### Set task 1
In the listing, take the part that opens with the first line and closes with the line containing "col13-value-bottom: I xyxy=(2251,1223,2275,1268)", and switch "col7-value" to "column7-value" in it. Leave everything else as it is.

━━ Extract ━━

Obama to Bail Out Auto Industry

November 8th, 2008 By: Michael van der Galien | Tags:

America’s automobile industry has suffered tremendous losses for decades. For as long as most can remember, automakers have received hand outs from the U.S. government every few years, in order to safe themselves and their companies from bankruptcy due to increased competition from abroad and decreased sales at home.

Time and again the U.S. government has bailed those companies out, thereby allowing sick companies to function and weaken the entire economy. These companies should have been allowed to go bankrupt many years ago, for they do not strengthen the economy as a whole. Instead, they slow it down, for they cannot survive without constant government interference.

In order to survive if a free market, these automakers will have to reform and become more efficient. However, the federal government has helped them out time and again, thereby encouraging them not to push through necessary changes.

━━━
━━ Records provided ━━

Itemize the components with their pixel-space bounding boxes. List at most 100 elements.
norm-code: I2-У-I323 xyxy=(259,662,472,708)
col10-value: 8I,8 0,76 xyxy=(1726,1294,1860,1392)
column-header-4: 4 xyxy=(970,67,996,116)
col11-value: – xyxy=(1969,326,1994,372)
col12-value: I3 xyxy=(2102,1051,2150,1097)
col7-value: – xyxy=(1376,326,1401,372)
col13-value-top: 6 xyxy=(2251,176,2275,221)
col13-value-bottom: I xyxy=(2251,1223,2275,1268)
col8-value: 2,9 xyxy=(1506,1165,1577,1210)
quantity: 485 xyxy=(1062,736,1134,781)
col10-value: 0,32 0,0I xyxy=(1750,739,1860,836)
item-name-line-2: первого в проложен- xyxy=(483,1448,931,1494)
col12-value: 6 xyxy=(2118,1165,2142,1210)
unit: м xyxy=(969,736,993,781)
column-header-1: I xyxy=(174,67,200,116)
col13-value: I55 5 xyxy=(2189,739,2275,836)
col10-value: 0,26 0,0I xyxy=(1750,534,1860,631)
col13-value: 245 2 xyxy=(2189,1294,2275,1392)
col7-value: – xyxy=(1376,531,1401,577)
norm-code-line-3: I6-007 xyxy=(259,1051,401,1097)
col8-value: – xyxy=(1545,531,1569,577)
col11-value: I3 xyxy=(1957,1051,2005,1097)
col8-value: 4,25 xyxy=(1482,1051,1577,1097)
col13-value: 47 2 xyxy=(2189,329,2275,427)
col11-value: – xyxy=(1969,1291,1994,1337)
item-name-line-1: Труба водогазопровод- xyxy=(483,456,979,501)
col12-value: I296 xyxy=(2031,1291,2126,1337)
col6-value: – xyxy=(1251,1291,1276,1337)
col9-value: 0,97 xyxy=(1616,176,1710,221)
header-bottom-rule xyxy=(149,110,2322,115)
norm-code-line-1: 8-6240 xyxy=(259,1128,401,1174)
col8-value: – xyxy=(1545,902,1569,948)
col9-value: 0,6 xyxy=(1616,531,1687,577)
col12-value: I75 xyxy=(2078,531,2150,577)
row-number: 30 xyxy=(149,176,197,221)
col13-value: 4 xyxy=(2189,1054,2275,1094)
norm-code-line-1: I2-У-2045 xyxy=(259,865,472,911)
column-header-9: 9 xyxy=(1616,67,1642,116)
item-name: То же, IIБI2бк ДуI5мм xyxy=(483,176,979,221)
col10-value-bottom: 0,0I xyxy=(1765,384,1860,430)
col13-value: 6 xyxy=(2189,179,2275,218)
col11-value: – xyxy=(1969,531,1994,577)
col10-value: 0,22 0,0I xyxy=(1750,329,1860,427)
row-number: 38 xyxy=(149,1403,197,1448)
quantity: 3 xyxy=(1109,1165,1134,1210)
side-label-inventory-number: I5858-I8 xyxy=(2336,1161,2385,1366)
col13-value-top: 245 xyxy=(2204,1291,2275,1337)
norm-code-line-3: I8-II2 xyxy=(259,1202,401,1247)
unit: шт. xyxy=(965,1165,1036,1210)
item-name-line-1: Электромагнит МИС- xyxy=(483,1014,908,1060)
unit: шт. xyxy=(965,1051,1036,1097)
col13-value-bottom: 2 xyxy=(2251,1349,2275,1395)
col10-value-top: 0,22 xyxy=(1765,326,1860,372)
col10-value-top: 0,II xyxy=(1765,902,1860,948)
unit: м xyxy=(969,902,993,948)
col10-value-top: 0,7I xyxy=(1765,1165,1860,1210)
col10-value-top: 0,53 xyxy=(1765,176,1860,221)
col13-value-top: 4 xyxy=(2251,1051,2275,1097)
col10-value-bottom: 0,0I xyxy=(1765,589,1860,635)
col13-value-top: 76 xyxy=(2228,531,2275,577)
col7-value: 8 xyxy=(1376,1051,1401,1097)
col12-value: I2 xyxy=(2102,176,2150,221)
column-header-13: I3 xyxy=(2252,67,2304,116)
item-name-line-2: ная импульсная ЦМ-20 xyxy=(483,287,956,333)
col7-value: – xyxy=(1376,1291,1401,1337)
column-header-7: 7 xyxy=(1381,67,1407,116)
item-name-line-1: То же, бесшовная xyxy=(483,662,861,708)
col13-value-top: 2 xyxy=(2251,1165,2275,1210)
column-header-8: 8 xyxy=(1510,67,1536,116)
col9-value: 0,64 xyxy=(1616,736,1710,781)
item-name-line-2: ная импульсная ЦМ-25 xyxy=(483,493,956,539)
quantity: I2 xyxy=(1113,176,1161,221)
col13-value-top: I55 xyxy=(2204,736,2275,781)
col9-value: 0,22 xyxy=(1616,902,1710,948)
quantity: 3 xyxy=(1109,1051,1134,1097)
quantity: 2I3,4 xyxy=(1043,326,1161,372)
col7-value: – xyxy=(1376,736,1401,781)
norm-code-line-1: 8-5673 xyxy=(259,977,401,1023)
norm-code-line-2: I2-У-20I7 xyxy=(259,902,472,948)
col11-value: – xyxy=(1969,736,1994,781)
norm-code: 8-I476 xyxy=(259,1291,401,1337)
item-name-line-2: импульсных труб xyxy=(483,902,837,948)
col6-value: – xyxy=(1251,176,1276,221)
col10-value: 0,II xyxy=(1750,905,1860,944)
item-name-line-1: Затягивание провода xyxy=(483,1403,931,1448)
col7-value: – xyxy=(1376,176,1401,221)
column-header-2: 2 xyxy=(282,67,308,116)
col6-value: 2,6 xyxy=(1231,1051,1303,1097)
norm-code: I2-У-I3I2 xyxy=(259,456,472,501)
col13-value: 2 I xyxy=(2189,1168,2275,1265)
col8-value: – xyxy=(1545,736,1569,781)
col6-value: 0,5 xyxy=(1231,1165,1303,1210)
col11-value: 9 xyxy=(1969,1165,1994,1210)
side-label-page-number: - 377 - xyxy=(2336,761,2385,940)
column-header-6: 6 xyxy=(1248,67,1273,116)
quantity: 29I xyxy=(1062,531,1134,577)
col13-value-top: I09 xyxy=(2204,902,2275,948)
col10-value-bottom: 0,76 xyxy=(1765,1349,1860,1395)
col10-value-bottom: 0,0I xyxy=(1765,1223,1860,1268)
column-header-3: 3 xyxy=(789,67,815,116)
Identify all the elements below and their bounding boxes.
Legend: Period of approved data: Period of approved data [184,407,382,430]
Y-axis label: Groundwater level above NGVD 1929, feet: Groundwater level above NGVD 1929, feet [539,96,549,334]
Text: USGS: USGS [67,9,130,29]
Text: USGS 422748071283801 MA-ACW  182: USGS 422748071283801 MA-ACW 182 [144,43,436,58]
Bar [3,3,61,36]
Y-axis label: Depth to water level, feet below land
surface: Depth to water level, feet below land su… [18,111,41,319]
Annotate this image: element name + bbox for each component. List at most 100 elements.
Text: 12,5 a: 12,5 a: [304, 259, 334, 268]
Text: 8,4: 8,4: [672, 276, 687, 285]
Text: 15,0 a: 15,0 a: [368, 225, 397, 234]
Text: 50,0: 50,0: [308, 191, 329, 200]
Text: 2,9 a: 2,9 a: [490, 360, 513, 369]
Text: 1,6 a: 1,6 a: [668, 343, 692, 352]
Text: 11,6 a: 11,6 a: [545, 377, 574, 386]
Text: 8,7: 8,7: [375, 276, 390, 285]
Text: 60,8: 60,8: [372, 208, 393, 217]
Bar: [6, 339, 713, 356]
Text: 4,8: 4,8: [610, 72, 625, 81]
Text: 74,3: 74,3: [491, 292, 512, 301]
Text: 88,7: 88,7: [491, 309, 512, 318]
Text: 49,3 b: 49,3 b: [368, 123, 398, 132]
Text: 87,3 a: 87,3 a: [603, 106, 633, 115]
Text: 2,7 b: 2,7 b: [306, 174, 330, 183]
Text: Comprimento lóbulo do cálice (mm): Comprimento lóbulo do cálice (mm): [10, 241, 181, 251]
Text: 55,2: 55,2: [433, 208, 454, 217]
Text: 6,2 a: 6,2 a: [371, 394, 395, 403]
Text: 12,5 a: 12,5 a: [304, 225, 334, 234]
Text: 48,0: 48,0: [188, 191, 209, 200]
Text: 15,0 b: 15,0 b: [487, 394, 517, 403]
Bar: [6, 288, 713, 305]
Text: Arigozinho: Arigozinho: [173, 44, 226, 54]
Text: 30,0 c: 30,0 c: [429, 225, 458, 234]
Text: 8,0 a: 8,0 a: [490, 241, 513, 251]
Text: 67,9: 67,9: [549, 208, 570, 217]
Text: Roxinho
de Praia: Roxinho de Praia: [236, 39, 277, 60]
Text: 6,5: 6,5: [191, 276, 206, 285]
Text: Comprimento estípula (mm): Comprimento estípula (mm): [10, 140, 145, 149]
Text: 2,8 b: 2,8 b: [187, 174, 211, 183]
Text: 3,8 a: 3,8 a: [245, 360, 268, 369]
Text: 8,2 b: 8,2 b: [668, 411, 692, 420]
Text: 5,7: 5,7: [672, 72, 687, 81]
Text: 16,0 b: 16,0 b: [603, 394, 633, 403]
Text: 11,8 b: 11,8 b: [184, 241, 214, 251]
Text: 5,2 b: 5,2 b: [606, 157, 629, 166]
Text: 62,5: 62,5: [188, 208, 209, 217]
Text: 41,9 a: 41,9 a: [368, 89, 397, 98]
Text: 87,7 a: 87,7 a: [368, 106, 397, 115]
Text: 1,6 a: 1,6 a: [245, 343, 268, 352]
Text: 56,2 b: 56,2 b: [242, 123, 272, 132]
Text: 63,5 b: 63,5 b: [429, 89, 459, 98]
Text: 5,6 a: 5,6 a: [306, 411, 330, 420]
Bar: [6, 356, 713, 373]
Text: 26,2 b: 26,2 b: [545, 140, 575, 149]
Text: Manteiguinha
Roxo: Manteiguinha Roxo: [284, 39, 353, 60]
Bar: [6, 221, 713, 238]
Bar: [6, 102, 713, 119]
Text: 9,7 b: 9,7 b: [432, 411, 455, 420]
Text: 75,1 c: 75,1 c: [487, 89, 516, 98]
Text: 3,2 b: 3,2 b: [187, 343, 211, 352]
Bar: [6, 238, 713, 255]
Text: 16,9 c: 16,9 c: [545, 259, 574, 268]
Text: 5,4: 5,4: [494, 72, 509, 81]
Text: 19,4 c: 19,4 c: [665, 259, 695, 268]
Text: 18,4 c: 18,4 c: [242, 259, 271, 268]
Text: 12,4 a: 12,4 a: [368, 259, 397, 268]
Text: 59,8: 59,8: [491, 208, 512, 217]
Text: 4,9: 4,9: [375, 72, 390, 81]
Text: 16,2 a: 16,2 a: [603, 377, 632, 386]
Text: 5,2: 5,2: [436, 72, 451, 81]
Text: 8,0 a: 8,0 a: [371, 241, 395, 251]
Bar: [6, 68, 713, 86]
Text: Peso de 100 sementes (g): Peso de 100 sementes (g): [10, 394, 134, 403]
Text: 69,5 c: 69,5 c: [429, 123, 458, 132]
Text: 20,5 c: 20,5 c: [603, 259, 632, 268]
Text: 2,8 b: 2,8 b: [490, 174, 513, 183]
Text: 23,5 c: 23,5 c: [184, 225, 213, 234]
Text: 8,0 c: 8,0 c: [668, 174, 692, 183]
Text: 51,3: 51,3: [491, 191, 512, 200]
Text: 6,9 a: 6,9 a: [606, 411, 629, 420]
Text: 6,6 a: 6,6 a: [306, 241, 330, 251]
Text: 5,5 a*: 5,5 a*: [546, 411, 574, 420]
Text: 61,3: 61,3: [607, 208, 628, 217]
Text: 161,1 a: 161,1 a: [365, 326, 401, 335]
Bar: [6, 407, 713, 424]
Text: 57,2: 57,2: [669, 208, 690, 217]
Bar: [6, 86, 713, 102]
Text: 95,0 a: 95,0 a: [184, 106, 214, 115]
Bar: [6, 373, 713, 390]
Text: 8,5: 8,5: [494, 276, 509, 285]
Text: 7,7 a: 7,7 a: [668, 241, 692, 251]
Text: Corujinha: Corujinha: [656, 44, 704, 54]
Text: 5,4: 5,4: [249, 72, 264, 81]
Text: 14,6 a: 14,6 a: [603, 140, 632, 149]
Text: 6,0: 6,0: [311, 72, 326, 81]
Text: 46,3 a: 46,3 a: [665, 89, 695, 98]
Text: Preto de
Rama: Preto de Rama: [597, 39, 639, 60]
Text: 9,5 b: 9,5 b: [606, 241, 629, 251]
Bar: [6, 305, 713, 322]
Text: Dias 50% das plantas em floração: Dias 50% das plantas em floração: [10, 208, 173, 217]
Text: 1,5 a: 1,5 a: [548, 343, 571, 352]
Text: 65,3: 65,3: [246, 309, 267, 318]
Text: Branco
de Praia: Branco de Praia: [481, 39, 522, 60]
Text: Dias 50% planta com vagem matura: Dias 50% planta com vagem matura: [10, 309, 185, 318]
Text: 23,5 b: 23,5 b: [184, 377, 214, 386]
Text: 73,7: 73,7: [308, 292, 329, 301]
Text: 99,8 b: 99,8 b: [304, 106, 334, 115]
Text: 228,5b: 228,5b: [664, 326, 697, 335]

━━━

### Set task 2
According to the article on the auto industry bailout, what will automakers have to do to survive in a free market?

### Written answer 1
Itemize the components with their pixel-space bounding boxes. List at most 100 elements.
norm-code: I2-У-I323 xyxy=(259,662,472,708)
col10-value: 8I,8 0,76 xyxy=(1726,1294,1860,1392)
column-header-4: 4 xyxy=(970,67,996,116)
col11-value: – xyxy=(1969,326,1994,372)
col12-value: I3 xyxy=(2102,1051,2150,1097)
column7-value: – xyxy=(1376,326,1401,372)
col13-value-top: 6 xyxy=(2251,176,2275,221)
col13-value-bottom: I xyxy=(2251,1223,2275,1268)

### Written answer 2
They will have to reform and become more efficient.